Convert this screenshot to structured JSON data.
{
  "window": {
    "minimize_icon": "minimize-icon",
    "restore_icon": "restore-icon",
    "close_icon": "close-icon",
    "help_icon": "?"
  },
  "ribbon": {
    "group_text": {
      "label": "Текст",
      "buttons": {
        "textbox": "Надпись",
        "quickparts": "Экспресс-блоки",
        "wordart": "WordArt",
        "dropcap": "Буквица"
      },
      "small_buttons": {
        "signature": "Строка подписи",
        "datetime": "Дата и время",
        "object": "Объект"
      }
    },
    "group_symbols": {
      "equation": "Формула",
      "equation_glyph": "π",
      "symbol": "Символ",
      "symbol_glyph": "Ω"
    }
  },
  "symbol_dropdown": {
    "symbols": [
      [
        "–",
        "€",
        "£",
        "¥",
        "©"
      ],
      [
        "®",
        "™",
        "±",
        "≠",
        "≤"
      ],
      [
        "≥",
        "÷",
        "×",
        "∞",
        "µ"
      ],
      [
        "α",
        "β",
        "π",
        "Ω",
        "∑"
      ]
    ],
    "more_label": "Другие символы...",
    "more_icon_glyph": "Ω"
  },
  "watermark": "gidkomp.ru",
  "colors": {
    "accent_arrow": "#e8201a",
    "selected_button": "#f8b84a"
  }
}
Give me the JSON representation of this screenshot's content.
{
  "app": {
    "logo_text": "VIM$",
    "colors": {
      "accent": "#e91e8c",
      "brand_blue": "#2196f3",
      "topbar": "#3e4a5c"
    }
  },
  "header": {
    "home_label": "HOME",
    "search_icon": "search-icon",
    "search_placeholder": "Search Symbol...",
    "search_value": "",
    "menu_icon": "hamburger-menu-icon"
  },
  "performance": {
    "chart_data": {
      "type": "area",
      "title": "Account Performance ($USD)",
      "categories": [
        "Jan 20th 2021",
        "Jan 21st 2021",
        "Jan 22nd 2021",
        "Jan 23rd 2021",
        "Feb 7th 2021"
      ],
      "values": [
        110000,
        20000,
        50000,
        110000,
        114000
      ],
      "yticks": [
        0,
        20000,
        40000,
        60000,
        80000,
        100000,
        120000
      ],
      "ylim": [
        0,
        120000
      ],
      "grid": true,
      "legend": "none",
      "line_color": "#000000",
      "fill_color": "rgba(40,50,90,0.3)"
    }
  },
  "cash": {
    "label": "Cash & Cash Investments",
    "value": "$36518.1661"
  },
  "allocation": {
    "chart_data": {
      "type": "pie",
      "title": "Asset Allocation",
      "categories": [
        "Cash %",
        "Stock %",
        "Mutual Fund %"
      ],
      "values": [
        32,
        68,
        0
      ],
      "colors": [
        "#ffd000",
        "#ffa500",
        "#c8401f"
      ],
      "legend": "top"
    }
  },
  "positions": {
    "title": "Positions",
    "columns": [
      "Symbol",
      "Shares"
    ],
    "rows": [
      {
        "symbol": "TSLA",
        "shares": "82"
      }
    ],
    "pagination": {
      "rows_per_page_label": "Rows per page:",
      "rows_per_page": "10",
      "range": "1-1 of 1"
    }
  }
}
+++
Repeat the data above exactly.

Correct output>
Convert this screenshot to structured JSON data.
{
  "window": {
    "minimize_icon": "minimize-icon",
    "restore_icon": "restore-icon",
    "close_icon": "close-icon",
    "help_icon": "?"
  },
  "ribbon": {
    "group_text": {
      "label": "Текст",
      "buttons": {
        "textbox": "Надпись",
        "quickparts": "Экспресс-блоки",
        "wordart": "WordArt",
        "dropcap": "Буквица"
      },
      "small_buttons": {
        "signature": "Строка подписи",
        "datetime": "Дата и время",
        "object": "Объект"
      }
    },
    "group_symbols": {
      "equation": "Формула",
      "equation_glyph": "π",
      "symbol": "Символ",
      "symbol_glyph": "Ω"
    }
  },
  "symbol_dropdown": {
    "symbols": [
      [
        "–",
        "€",
        "£",
        "¥",
        "©"
      ],
      [
        "®",
        "™",
        "±",
        "≠",
        "≤"
      ],
      [
        "≥",
        "÷",
        "×",
        "∞",
        "µ"
      ],
      [
        "α",
        "β",
        "π",
        "Ω",
        "∑"
      ]
    ],
    "more_label": "Другие символы...",
    "more_icon_glyph": "Ω"
  },
  "watermark": "gidkomp.ru",
  "colors": {
    "accent_arrow": "#e8201a",
    "selected_button": "#f8b84a"
  }
}
Give me the JSON representation of this screenshot's content.
{
  "app": {
    "logo_text": "VIM$",
    "colors": {
      "accent": "#e91e8c",
      "brand_blue": "#2196f3",
      "topbar": "#3e4a5c"
    }
  },
  "header": {
    "home_label": "HOME",
    "search_icon": "search-icon",
    "search_placeholder": "Search Symbol...",
    "search_value": "",
    "menu_icon": "hamburger-menu-icon"
  },
  "performance": {
    "chart_data": {
      "type": "area",
      "title": "Account Performance ($USD)",
      "categories": [
        "Jan 20th 2021",
        "Jan 21st 2021",
        "Jan 22nd 2021",
        "Jan 23rd 2021",
        "Feb 7th 2021"
      ],
      "values": [
        110000,
        20000,
        50000,
        110000,
        114000
      ],
      "yticks": [
        0,
        20000,
        40000,
        60000,
        80000,
        100000,
        120000
      ],
      "ylim": [
        0,
        120000
      ],
      "grid": true,
      "legend": "none",
      "line_color": "#000000",
      "fill_color": "rgba(40,50,90,0.3)"
    }
  },
  "cash": {
    "label": "Cash & Cash Investments",
    "value": "$36518.1661"
  },
  "allocation": {
    "chart_data": {
      "type": "pie",
      "title": "Asset Allocation",
      "categories": [
        "Cash %",
        "Stock %",
        "Mutual Fund %"
      ],
      "values": [
        32,
        68,
        0
      ],
      "colors": [
        "#ffd000",
        "#ffa500",
        "#c8401f"
      ],
      "legend": "top"
    }
  },
  "positions": {
    "title": "Positions",
    "columns": [
      "Symbol",
      "Shares"
    ],
    "rows": [
      {
        "symbol": "TSLA",
        "shares": "82"
      }
    ],
    "pagination": {
      "rows_per_page_label": "Rows per page:",
      "rows_per_page": "10",
      "range": "1-1 of 1"
    }
  }
}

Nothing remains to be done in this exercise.